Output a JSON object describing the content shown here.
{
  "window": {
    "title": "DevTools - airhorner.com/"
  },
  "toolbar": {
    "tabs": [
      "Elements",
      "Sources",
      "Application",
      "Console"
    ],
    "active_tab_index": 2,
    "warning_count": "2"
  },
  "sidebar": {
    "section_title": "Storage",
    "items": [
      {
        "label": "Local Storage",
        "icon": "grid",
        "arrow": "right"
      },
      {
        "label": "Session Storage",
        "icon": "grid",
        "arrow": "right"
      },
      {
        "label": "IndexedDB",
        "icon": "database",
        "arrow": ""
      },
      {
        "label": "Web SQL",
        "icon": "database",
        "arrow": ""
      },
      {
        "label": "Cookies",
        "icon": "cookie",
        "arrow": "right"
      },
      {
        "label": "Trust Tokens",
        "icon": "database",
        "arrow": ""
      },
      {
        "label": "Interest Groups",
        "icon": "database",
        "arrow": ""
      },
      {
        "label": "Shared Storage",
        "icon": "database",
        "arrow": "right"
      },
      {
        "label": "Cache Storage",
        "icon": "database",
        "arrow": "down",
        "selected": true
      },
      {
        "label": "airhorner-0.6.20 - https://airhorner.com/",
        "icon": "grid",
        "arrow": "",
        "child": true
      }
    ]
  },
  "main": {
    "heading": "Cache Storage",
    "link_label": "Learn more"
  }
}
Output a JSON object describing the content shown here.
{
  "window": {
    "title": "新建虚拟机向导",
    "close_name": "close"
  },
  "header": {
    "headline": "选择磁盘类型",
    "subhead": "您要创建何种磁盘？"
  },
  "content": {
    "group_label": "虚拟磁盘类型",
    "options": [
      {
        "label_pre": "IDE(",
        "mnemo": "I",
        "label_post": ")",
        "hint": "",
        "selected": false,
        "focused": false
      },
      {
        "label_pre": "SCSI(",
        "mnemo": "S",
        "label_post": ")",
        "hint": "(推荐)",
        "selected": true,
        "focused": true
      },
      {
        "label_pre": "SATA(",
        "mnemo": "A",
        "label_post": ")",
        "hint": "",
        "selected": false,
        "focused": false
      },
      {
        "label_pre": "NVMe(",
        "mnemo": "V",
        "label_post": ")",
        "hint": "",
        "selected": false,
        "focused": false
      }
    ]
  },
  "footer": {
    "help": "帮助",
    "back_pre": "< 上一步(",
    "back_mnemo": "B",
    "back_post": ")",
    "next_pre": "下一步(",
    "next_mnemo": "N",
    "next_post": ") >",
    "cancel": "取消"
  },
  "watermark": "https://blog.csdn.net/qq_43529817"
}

**CHALLENGE**: Which lines hold the word "Cache"? Copy each of them from the records.

**EXERCISE RESULT**:
        "label": "Cache Storage",
    "heading": "Cache Storage",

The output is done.